Task details
Find each line with the word "SAMPLE" and copy it.

* Start Records shown *

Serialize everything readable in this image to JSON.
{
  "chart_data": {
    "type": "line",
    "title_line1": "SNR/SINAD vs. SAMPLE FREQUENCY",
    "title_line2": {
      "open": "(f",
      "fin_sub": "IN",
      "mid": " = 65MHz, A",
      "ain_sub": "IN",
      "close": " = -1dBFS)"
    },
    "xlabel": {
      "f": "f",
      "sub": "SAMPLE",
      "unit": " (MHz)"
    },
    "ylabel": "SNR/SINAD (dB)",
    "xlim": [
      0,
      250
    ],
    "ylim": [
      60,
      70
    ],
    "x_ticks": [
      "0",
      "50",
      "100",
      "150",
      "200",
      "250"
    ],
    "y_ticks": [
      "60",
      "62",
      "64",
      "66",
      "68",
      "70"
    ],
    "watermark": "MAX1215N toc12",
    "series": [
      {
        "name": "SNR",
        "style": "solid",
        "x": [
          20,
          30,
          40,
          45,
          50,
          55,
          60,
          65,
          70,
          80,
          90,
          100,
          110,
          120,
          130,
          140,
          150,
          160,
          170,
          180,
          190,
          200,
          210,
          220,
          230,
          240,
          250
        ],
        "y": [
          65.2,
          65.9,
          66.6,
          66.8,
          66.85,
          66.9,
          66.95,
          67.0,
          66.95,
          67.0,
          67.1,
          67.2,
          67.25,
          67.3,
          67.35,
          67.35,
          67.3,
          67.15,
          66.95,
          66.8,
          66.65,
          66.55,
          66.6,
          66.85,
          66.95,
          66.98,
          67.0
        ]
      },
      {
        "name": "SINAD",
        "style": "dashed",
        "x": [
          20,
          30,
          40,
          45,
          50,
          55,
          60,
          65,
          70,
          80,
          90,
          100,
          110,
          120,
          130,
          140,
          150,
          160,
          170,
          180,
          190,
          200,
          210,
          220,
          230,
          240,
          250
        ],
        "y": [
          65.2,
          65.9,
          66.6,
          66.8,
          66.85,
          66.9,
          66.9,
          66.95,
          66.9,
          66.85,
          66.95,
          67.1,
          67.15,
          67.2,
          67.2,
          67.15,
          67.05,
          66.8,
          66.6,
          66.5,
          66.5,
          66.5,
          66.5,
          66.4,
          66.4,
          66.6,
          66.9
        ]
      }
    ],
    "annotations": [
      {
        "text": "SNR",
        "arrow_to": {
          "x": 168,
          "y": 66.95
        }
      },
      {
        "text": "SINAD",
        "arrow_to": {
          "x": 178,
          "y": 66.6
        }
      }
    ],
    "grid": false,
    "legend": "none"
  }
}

* End Records shown *

Exercise answer
    "title_line1": "SNR/SINAD vs. SAMPLE FREQUENCY",
      "sub": "SAMPLE",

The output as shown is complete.